Collected data entries

※

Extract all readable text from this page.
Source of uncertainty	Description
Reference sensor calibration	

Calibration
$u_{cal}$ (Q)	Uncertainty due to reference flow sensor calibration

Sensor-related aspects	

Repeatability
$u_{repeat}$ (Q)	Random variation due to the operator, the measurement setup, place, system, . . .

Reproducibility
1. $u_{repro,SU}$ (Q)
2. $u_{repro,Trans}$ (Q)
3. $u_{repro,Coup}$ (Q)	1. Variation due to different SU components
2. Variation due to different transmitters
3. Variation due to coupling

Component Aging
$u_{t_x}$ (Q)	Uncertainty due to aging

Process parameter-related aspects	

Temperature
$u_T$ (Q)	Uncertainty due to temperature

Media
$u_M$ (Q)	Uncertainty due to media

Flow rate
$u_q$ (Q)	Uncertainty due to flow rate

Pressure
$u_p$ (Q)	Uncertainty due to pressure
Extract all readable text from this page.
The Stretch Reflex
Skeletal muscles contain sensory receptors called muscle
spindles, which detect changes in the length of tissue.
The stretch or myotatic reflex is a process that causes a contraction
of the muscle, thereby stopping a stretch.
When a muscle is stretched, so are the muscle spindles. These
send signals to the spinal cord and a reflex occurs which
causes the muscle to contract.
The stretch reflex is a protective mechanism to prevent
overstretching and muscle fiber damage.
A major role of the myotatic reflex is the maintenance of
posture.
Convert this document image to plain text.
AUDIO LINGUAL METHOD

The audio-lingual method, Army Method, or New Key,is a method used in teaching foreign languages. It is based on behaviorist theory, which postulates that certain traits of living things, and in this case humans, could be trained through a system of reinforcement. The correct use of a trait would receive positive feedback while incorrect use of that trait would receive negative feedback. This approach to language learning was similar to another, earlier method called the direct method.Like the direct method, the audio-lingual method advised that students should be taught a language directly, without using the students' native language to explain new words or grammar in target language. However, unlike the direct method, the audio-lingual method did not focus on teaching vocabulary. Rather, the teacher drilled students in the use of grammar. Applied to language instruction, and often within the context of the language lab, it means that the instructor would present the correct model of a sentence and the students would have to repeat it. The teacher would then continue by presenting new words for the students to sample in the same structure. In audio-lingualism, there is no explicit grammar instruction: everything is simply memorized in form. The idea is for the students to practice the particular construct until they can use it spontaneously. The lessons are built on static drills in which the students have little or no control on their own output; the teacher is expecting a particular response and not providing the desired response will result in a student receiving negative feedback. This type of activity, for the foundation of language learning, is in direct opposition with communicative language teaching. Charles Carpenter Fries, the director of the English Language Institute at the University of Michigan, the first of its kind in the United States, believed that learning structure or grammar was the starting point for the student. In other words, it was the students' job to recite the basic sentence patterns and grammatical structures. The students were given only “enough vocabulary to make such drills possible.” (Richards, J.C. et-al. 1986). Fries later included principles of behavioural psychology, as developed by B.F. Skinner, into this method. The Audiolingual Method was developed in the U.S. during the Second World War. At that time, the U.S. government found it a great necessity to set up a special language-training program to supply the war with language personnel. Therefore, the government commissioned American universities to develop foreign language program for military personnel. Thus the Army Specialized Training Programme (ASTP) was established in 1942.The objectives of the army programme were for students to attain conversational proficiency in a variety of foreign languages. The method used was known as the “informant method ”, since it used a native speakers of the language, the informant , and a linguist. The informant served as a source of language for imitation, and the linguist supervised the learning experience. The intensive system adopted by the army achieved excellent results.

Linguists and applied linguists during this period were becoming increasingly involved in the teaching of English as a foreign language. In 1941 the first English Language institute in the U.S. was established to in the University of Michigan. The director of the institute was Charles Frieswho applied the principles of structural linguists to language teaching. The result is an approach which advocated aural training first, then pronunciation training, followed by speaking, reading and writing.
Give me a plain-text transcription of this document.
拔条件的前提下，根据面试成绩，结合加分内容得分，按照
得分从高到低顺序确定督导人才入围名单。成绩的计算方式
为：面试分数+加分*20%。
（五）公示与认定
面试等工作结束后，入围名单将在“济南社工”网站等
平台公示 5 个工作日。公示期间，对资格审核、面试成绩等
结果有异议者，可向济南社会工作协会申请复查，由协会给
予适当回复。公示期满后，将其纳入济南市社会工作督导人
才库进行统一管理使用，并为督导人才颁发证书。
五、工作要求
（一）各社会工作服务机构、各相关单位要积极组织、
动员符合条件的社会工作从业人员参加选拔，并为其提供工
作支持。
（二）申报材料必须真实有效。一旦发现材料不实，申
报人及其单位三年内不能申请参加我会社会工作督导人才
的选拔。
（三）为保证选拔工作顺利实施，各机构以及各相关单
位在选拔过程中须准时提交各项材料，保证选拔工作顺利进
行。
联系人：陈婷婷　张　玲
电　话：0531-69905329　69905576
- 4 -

※

● **WORK TO DO**
What is the number of lines above that hold the string "muscle"? Answer with that number alone.

● **SOLUTION BELOW**
5